Brief ▸ Update the lines from the one containing "split-unit-select[interactable]: MB ﹀" down to the one containing "main-help-button[interactable]: 帮助 (361, 397, 447, 423)", replacing "chevron-down-icon" with "dropdown-arrow-icon" and leaving everything else unchanged.

Entries ▸
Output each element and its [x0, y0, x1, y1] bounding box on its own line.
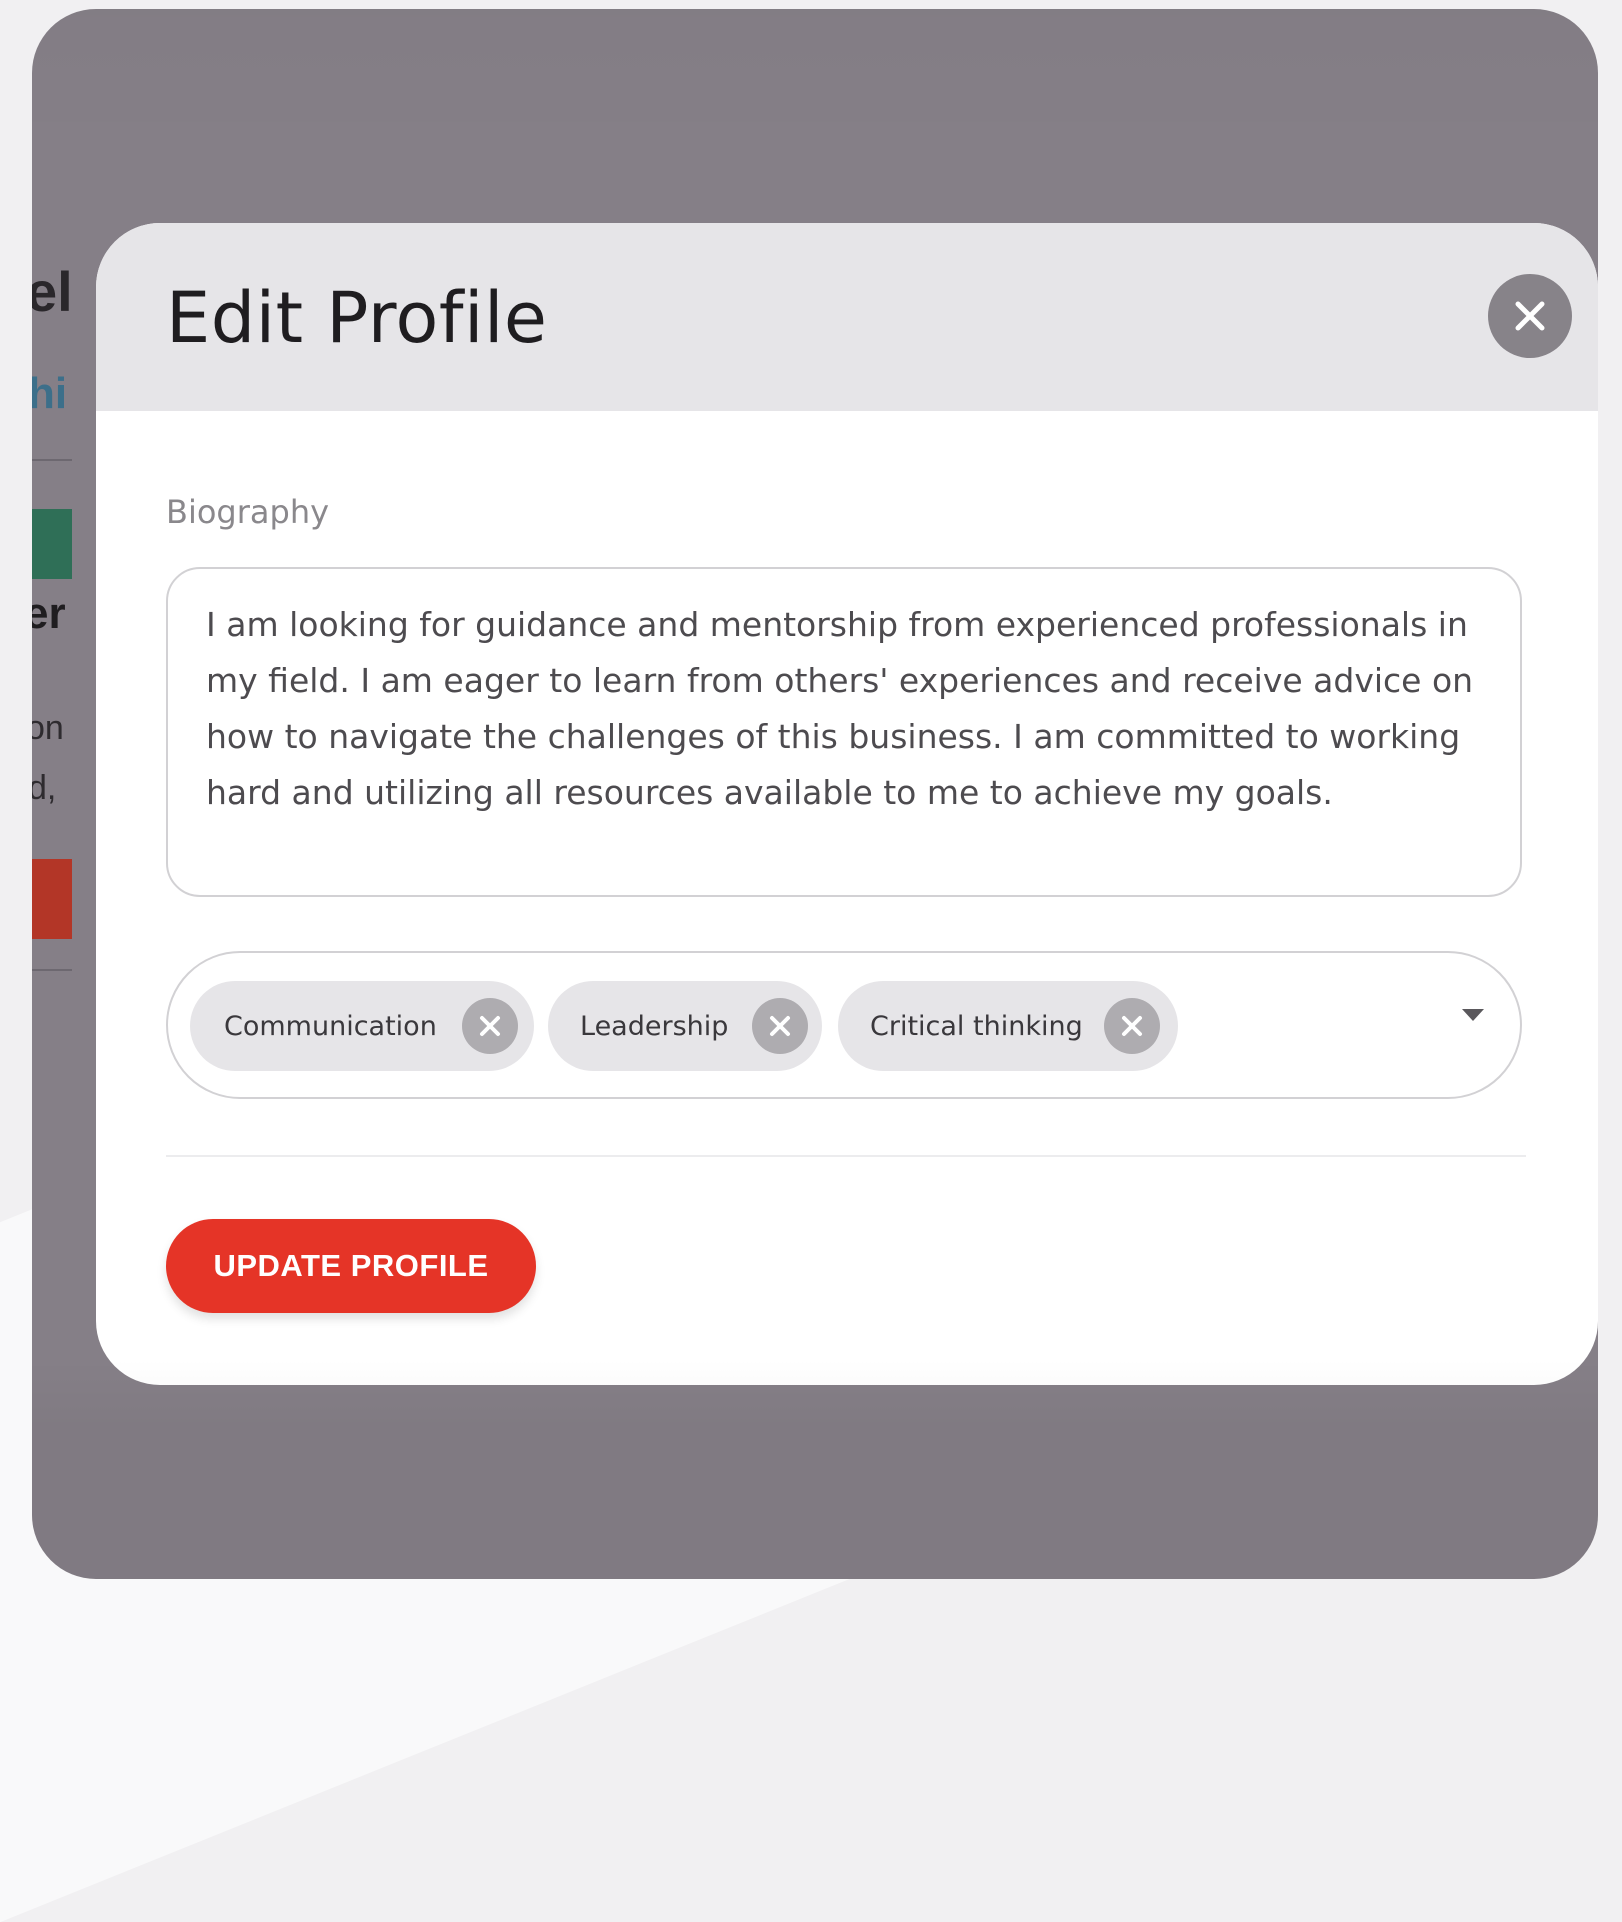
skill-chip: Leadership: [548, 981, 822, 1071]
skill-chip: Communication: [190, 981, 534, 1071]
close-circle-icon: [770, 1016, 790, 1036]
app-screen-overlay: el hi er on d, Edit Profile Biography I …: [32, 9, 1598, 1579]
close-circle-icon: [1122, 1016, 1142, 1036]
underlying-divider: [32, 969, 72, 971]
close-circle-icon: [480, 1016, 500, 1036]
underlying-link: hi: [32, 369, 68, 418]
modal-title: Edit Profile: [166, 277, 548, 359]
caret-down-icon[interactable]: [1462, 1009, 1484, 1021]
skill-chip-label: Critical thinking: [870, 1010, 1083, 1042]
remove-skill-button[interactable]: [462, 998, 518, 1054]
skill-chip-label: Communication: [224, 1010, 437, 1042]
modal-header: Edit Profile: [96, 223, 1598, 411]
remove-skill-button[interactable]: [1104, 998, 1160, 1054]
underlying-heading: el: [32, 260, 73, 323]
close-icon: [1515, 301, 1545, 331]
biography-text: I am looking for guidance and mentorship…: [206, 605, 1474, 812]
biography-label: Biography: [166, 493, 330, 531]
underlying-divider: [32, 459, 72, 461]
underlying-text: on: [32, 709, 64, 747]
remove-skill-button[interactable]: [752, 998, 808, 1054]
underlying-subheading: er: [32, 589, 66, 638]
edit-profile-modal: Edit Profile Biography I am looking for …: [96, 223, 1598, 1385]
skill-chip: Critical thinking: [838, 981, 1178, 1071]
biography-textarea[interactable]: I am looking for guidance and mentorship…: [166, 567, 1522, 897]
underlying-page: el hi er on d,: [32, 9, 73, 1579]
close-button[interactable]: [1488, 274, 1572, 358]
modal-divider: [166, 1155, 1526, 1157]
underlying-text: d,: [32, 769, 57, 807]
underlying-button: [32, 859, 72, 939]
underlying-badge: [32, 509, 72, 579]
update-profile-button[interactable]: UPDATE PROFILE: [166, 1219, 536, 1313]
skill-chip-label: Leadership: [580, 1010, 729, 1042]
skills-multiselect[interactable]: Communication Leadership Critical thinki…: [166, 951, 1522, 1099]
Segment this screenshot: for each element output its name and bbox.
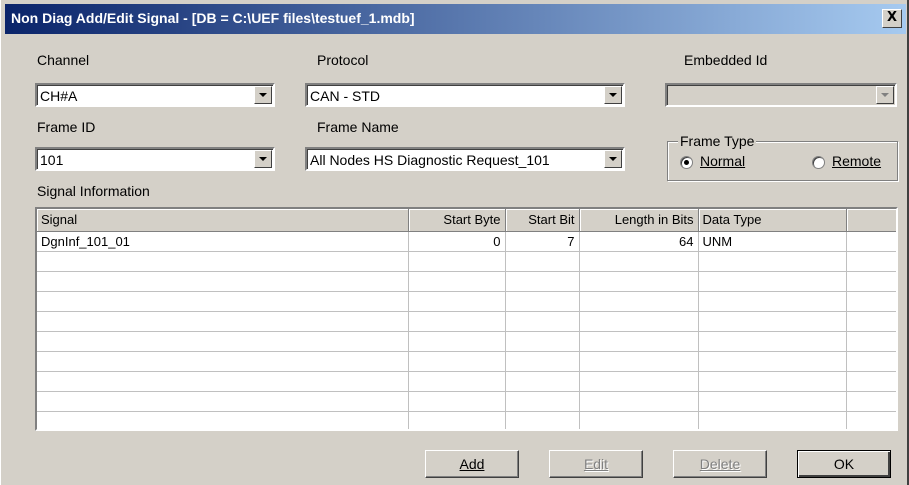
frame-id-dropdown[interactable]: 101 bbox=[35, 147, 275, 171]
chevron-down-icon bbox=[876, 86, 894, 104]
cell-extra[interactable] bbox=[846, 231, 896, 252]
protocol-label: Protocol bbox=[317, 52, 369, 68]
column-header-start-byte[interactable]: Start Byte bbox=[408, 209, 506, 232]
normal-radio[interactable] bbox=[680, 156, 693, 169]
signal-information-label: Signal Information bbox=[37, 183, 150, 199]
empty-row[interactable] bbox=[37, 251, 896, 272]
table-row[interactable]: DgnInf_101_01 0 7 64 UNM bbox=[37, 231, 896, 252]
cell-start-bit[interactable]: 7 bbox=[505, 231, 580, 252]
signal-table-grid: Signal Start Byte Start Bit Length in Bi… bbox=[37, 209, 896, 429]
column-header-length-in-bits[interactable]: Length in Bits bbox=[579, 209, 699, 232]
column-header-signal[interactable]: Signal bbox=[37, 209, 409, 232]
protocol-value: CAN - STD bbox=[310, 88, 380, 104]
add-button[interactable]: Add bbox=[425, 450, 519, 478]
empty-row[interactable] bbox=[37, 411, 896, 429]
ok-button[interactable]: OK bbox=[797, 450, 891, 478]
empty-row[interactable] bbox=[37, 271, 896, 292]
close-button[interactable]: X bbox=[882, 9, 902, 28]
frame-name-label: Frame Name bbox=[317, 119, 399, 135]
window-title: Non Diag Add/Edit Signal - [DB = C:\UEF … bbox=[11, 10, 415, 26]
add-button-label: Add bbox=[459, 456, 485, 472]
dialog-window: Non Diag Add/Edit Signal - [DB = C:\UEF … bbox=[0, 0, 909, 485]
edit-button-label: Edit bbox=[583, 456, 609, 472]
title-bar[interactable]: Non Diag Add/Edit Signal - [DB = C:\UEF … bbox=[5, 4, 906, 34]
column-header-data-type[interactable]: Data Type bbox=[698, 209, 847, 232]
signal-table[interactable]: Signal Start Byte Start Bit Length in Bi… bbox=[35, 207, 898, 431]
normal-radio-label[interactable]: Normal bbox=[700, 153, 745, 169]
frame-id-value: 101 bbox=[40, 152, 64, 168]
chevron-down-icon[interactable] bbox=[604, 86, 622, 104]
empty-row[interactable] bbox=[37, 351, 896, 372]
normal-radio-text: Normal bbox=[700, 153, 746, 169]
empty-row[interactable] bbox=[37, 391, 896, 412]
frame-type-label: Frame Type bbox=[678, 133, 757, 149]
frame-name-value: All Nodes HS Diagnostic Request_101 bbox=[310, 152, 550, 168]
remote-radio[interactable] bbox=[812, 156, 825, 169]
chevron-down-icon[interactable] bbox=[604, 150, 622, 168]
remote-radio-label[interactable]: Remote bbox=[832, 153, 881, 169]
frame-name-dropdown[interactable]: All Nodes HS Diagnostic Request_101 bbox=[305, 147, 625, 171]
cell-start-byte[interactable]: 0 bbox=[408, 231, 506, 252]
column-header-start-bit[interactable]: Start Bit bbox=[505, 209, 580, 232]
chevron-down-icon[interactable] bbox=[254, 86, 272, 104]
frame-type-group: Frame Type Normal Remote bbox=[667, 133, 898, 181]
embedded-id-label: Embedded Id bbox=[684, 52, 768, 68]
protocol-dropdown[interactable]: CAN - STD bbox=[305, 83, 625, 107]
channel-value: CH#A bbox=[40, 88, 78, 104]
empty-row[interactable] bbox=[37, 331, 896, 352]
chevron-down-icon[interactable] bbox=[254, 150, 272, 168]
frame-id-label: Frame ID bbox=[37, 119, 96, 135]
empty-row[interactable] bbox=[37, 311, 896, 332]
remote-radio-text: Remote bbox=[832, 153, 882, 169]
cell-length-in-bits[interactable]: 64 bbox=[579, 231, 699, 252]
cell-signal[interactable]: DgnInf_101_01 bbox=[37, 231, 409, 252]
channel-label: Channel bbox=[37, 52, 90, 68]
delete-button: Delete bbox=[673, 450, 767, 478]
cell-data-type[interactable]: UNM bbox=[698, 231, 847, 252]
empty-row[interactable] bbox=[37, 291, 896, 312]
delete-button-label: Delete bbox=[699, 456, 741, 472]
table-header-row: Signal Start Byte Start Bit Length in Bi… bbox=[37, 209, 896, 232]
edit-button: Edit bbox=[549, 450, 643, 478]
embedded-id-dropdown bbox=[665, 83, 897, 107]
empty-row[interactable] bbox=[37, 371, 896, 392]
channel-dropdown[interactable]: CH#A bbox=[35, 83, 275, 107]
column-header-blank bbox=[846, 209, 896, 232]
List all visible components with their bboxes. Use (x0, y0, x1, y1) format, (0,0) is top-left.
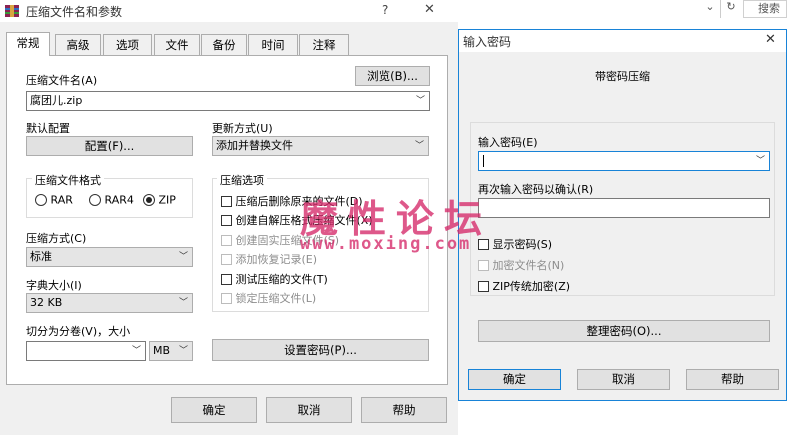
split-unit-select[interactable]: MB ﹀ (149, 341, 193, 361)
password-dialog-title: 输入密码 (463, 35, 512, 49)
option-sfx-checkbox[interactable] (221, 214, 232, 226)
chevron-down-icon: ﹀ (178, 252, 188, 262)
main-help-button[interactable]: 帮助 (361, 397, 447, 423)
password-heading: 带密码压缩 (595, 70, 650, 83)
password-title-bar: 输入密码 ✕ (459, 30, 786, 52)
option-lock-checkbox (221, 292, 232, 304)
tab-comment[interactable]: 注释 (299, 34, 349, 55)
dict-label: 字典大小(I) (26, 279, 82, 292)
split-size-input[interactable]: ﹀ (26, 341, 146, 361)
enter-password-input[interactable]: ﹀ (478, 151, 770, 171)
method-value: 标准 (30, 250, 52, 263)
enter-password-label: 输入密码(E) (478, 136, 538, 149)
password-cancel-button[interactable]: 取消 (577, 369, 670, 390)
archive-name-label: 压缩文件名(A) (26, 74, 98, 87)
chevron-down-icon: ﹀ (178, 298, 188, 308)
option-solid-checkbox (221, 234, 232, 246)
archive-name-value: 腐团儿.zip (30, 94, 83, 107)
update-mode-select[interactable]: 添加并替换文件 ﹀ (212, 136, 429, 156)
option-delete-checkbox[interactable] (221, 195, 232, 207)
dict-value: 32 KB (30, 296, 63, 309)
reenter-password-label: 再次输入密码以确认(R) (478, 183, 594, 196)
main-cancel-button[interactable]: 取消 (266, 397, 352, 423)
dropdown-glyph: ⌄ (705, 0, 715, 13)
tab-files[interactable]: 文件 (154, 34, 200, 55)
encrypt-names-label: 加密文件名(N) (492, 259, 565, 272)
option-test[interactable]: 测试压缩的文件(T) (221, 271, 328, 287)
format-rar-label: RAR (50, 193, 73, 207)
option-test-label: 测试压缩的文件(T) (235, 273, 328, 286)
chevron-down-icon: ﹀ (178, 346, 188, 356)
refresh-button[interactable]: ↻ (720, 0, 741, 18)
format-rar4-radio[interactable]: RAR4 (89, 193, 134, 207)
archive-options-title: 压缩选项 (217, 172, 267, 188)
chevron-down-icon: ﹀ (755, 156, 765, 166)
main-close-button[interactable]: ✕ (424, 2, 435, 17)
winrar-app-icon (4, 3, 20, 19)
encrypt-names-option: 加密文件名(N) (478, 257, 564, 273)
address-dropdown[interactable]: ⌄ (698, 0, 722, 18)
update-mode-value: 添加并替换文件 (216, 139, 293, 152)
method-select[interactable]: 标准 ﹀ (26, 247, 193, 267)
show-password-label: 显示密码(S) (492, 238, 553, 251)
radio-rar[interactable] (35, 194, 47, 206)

Expected answer ▸
split-unit-select[interactable]: MB ﹀ (149, 341, 193, 361)
password-dialog-title: 输入密码 (463, 35, 512, 49)
option-sfx-checkbox[interactable] (221, 214, 232, 226)
dropdown-arrow-icon: ﹀ (178, 252, 188, 262)
main-help-button[interactable]: 帮助 (361, 397, 447, 423)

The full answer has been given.